Using the listing below, extract each line that has the word "niet" in it.

Collected data entries
* * *
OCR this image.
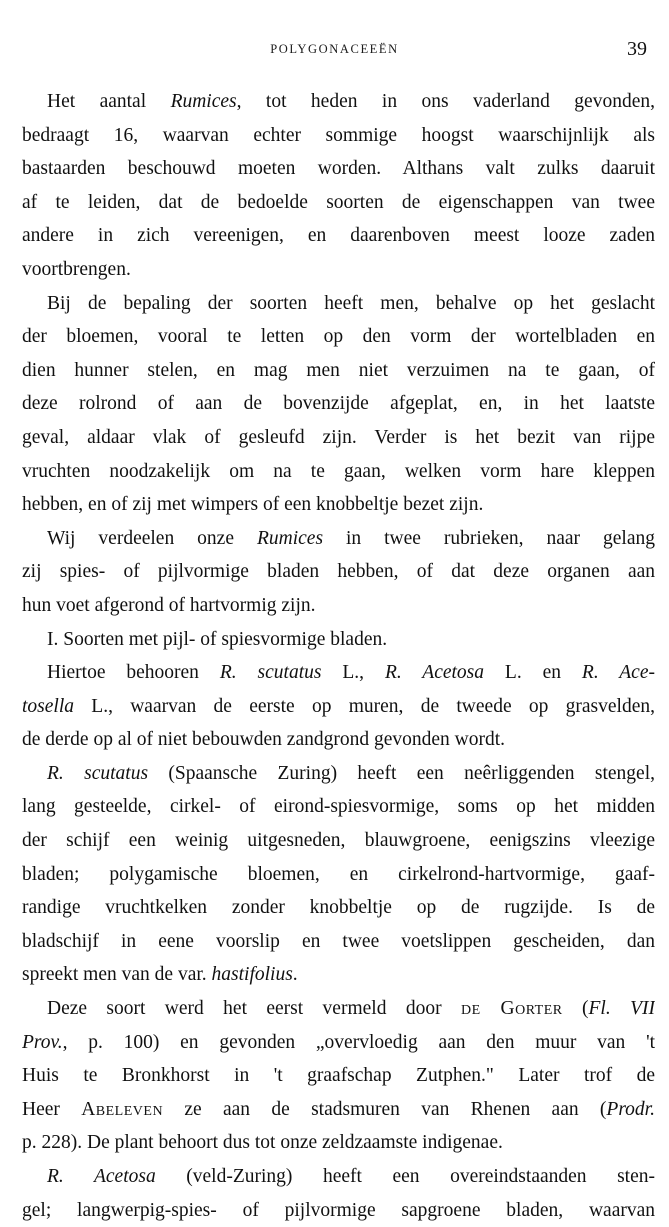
POLYGONACEEËN	39
Het aantal Rumices, tot heden in ons vaderland gevonden,
bedraagt 16, waarvan echter sommige hoogst waarschijnlijk als
bastaarden beschouwd moeten worden. Althans valt zulks daaruit
af te leiden, dat de bedoelde soorten de eigenschappen van twee
andere in zich vereenigen, en daarenboven meest looze zaden
voortbrengen.
Bij de bepaling der soorten heeft men, behalve op het geslacht
der bloemen, vooral te letten op den vorm der wortelbladen en
dien hunner stelen, en mag men niet verzuimen na te gaan, of
deze rolrond of aan de bovenzijde afgeplat, en, in het laatste
geval, aldaar vlak of gesleufd zijn. Verder is het bezit van rijpe
vruchten noodzakelijk om na te gaan, welken vorm hare kleppen
hebben, en of zij met wimpers of een knobbeltje bezet zijn.
Wij verdeelen onze Rumices in twee rubrieken, naar gelang
zij spies- of pijlvormige bladen hebben, of dat deze organen aan
hun voet afgerond of hartvormig zijn.
I. Soorten met pijl- of spiesvormige bladen.
Hiertoe behooren R. scutatus L., R. Acetosa L. en R. Ace-
tosella L., waarvan de eerste op muren, de tweede op grasvelden,
de derde op al of niet bebouwden zandgrond gevonden wordt.
R. scutatus (Spaansche Zuring) heeft een neêrliggenden stengel,
lang gesteelde, cirkel- of eirond-spiesvormige, soms op het midden
der schijf een weinig uitgesneden, blauwgroene, eenigszins vleezige
bladen; polygamische bloemen, en cirkelrond-hartvormige, gaaf-
randige vruchtkelken zonder knobbeltje op de rugzijde. Is de
bladschijf in eene voorslip en twee voetslippen gescheiden, dan
spreekt men van de var. hastifolius.
Deze soort werd het eerst vermeld door de Gorter (Fl. VII
Prov., p. 100) en gevonden „overvloedig aan den muur van 't
Huis te Bronkhorst in 't graafschap Zutphen." Later trof de
Heer Abeleven ze aan de stadsmuren van Rhenen aan (Prodr.
p. 228). De plant behoort dus tot onze zeldzaamste indigenae.
R. Acetosa (veld-Zuring) heeft een overeindstaanden sten-
gel; langwerpig-spies- of pijlvormige sapgroene bladen, waarvan
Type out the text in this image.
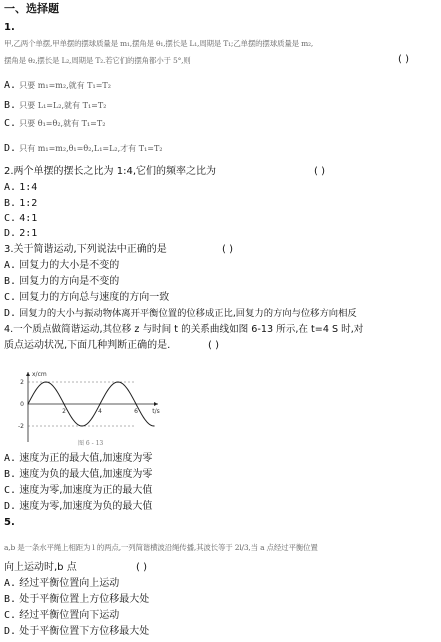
一、选择题
1.
甲,乙两个单摆,甲单摆的摆球质量是 m₁,摆角是 θ₁,摆长是 L₁,周期是 T₁;乙单摆的摆球质量是 m₂,
摆角是 θ₂,摆长是 L₂,周期是 T₂.若它们的摆角都小于 5°,则	( )
A. 只要 m₁=m₂,就有 T₁=T₂
B. 只要 L₁=L₂,就有 T₁=T₂
C. 只要 θ₁=θ₂,就有 T₁=T₂
D. 只有 m₁=m₂,θ₁=θ₂,L₁=L₂,才有 T₁=T₂
2.两个单摆的摆长之比为 1:4,它们的频率之比为	( )
A. 1:4
B. 1:2
C. 4:1
D. 2:1
3.关于简谐运动,下列说法中正确的是	( )
A. 回复力的大小是不变的
B. 回复力的方向是不变的
C. 回复力的方向总与速度的方向一致
D. 回复力的大小与振动物体离开平衡位置的位移成正比,回复力的方向与位移方向相反
4.一个质点做简谐运动,其位移 z 与时间 t 的关系曲线如图 6-13 所示,在 t=4 S 时,对
质点运动状况,下面几种判断正确的是.	( )
2	4	6
2
0
-2
x/cm
t/s
图 6 - 13
A. 速度为正的最大值,加速度为零
B. 速度为负的最大值,加速度为零
C. 速度为零,加速度为正的最大值
D. 速度为零,加速度为负的最大值
5.
a,b 是一条水平绳上相距为 l 的两点,一列简谐横波沿绳传播,其波长等于 2l/3,当 a 点经过平衡位置
向上运动时,b 点	( )
A. 经过平衡位置向上运动
B. 处于平衡位置上方位移最大处
C. 经过平衡位置向下运动
D. 处于平衡位置下方位移最大处
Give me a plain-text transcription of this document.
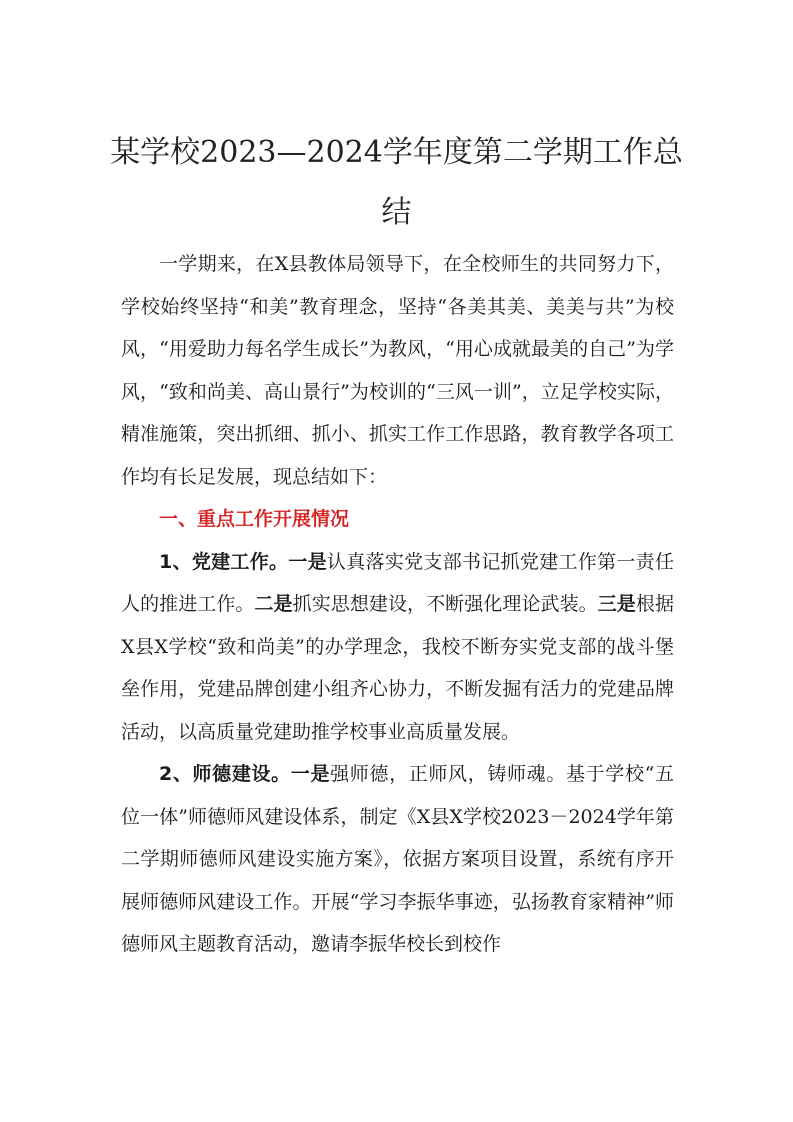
某学校2023—2024学年度第二学期工作总
结

一学期来，在X县教体局领导下，在全校师生的共同努力下，学校始终坚持“和美”教育理念，坚持“各美其美、美美与共”为校风，“用爱助力每名学生成长”为教风，“用心成就最美的自己”为学风，“致和尚美、高山景行”为校训的“三风一训”，立足学校实际，精准施策，突出抓细、抓小、抓实工作工作思路，教育教学各项工作均有长足发展，现总结如下：

一、重点工作开展情况

1、党建工作。一是认真落实党支部书记抓党建工作第一责任人的推进工作。二是抓实思想建设，不断强化理论武装。三是根据X县X学校“致和尚美”的办学理念，我校不断夯实党支部的战斗堡垒作用，党建品牌创建小组齐心协力，不断发掘有活力的党建品牌活动，以高质量党建助推学校事业高质量发展。

2、师德建设。一是强师德，正师风，铸师魂。基于学校“五位一体”师德师风建设体系，制定《X县X学校2023－2024学年第二学期师德师风建设实施方案》，依据方案项目设置，系统有序开展师德师风建设工作。开展“学习李振华事迹，弘扬教育家精神”师德师风主题教育活动，邀请李振华校长到校作
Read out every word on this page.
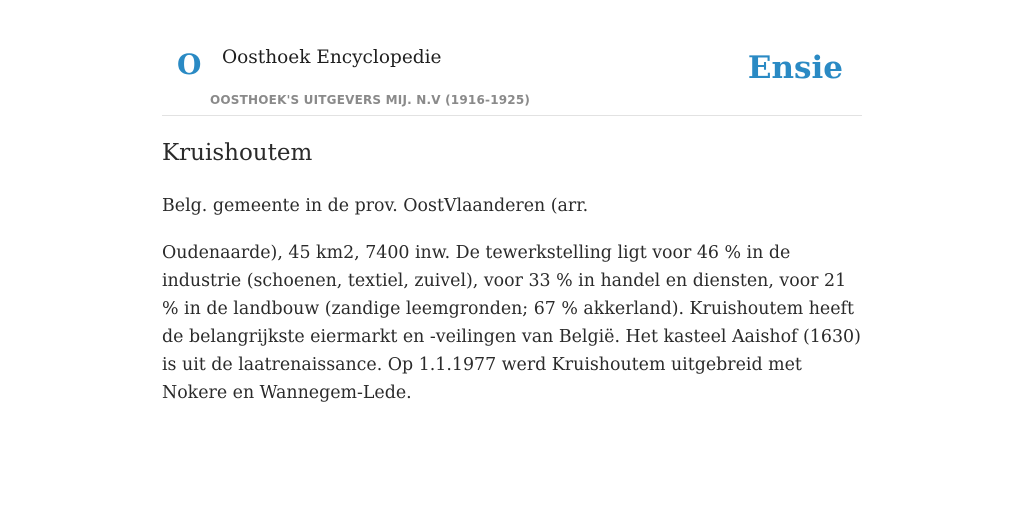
O Oosthoek Encyclopedie
OOSTHOEK'S UITGEVERS MIJ. N.V (1916-1925)
Ensie
Kruishoutem

Belg. gemeente in de prov. OostVlaanderen (arr.

Oudenaarde), 45 km2, 7400 inw. De tewerkstelling ligt voor 46 % in de industrie (schoenen, textiel, zuivel), voor 33 % in handel en diensten, voor 21 % in de landbouw (zandige leemgronden; 67 % akkerland). Kruishoutem heeft de belangrijkste eiermarkt en -veilingen van België. Het kasteel Aaishof (1630) is uit de laatrenaissance. Op 1.1.1977 werd Kruishoutem uitgebreid met Nokere en Wannegem-Lede.
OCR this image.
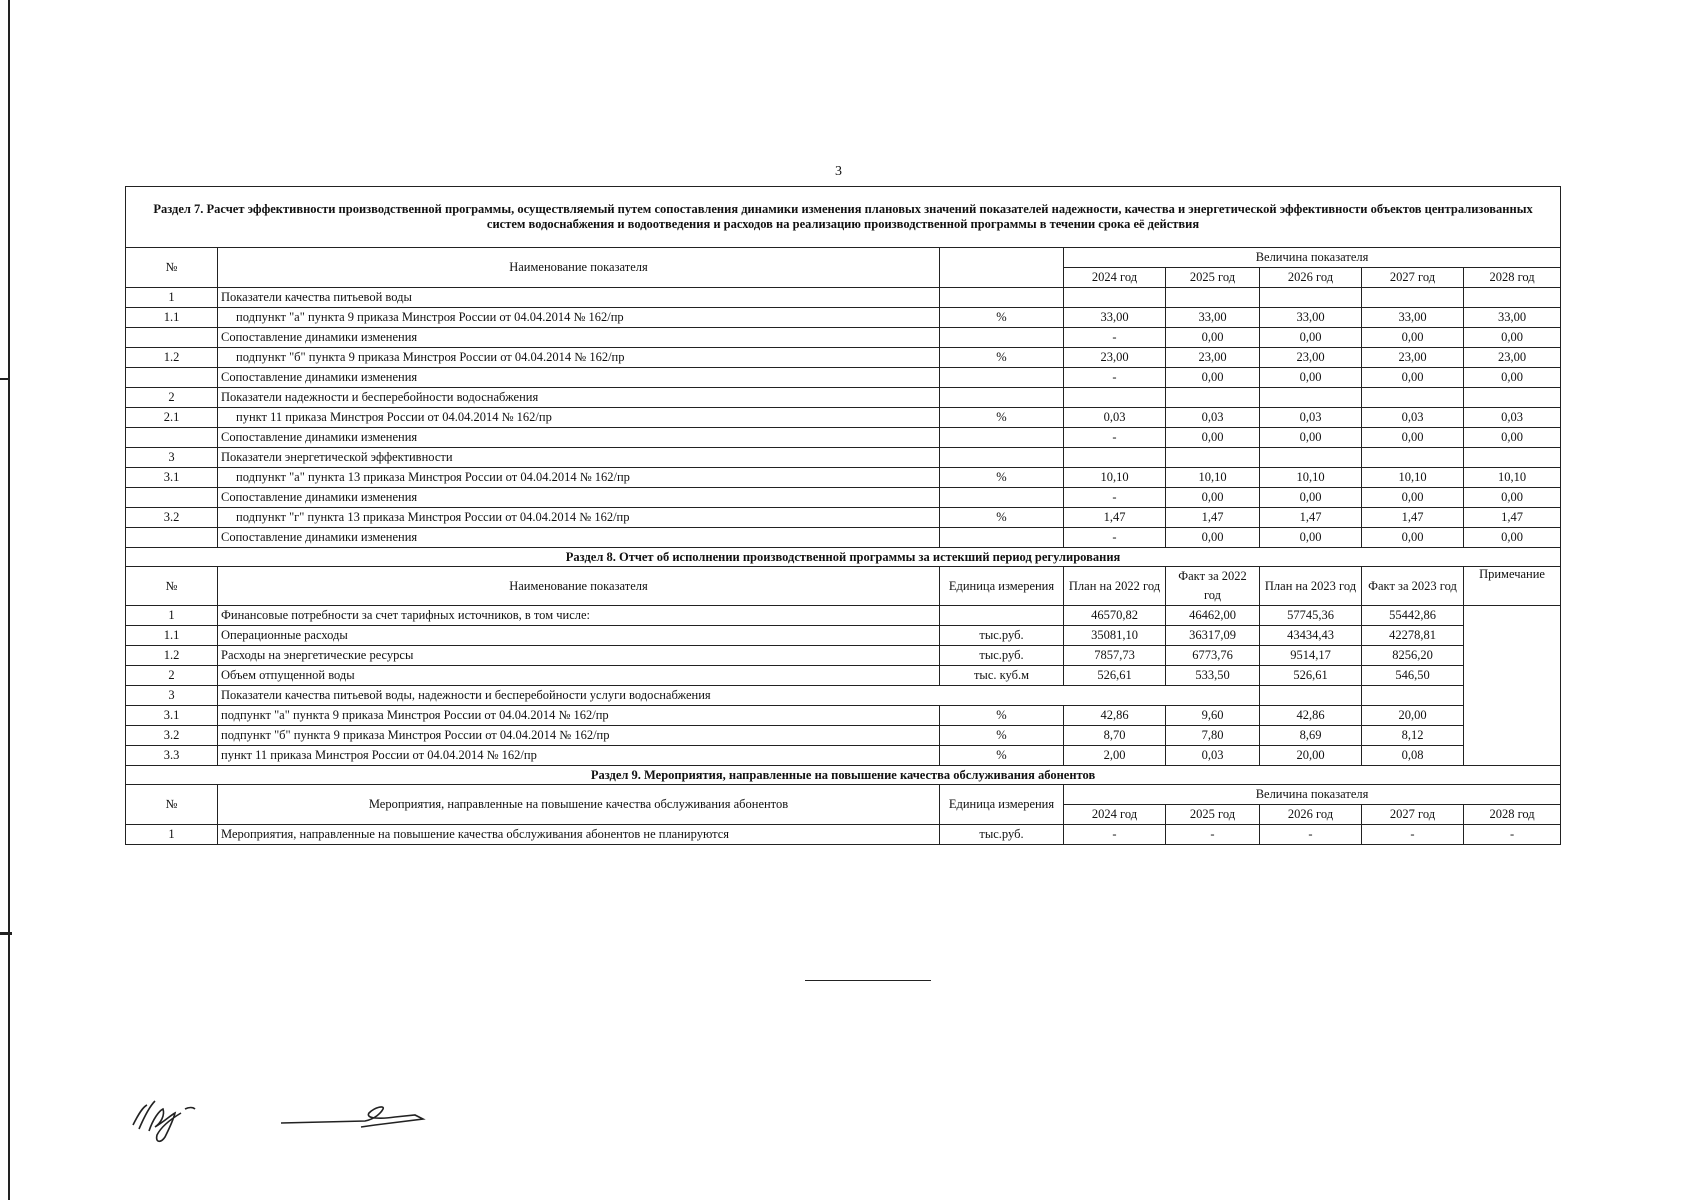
3
Раздел 7. Расчет эффективности производственной программы, осуществляемый путем сопоставления динамики изменения плановых значений показателей надежности, качества и энергетической эффективности объектов централизованных систем водоснабжения и водоотведения и расходов на реализацию производственной программы в течении срока её действия							
№	Наименование показателя		Величина показателя				
			2024 год	2025 год	2026 год	2027 год	2028 год
1	Показатели качества питьевой воды						
1.1	подпункт "а" пункта 9 приказа Минстроя России от 04.04.2014 № 162/пр	%	33,00	33,00	33,00	33,00	33,00
	Сопоставление динамики изменения		-	0,00	0,00	0,00	0,00
1.2	подпункт "б" пункта 9 приказа Минстроя России от 04.04.2014 № 162/пр	%	23,00	23,00	23,00	23,00	23,00
	Сопоставление динамики изменения		-	0,00	0,00	0,00	0,00
2	Показатели надежности и бесперебойности водоснабжения						
2.1	пункт 11 приказа Минстроя России от 04.04.2014 № 162/пр	%	0,03	0,03	0,03	0,03	0,03
	Сопоставление динамики изменения		-	0,00	0,00	0,00	0,00
3	Показатели энергетической эффективности						
3.1	подпункт "а" пункта 13 приказа Минстроя России от 04.04.2014 № 162/пр	%	10,10	10,10	10,10	10,10	10,10
	Сопоставление динамики изменения		-	0,00	0,00	0,00	0,00
3.2	подпункт "г" пункта 13 приказа Минстроя России от 04.04.2014 № 162/пр	%	1,47	1,47	1,47	1,47	1,47
	Сопоставление динамики изменения		-	0,00	0,00	0,00	0,00
Раздел 8. Отчет об исполнении производственной программы за истекший период регулирования							
№	Наименование показателя	Единица измерения	План на 2022 год	Факт за 2022 год	План на 2023 год	Факт за 2023 год	Примечание
1	Финансовые потребности за счет тарифных источников, в том числе:		46570,82	46462,00	57745,36	55442,86	
1.1	Операционные расходы	тыс.руб.	35081,10	36317,09	43434,43	42278,81	
1.2	Расходы на энергетические ресурсы	тыс.руб.	7857,73	6773,76	9514,17	8256,20	
2	Объем отпущенной воды	тыс. куб.м	526,61	533,50	526,61	546,50	
3	Показатели качества питьевой воды, надежности и бесперебойности услуги водоснабжения						
3.1	подпункт "а" пункта 9 приказа Минстроя России от 04.04.2014 № 162/пр	%	42,86	9,60	42,86	20,00	
3.2	подпункт "б" пункта 9 приказа Минстроя России от 04.04.2014 № 162/пр	%	8,70	7,80	8,69	8,12	
3.3	пункт 11 приказа Минстроя России от 04.04.2014 № 162/пр	%	2,00	0,03	20,00	0,08	
Раздел 9. Мероприятия, направленные на повышение качества обслуживания абонентов							
№	Мероприятия, направленные на повышение качества обслуживания абонентов	Единица измерения	Величина показателя				
			2024 год	2025 год	2026 год	2027 год	2028 год
1	Мероприятия, направленные на повышение качества обслуживания абонентов не планируются	тыс.руб.	-	-	-	-	-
* * *
THE ANSWER →
dien hunner stelen, en mag men niet verzuimen na te gaan, of
de derde op al of niet bebouwden zandgrond gevonden wordt.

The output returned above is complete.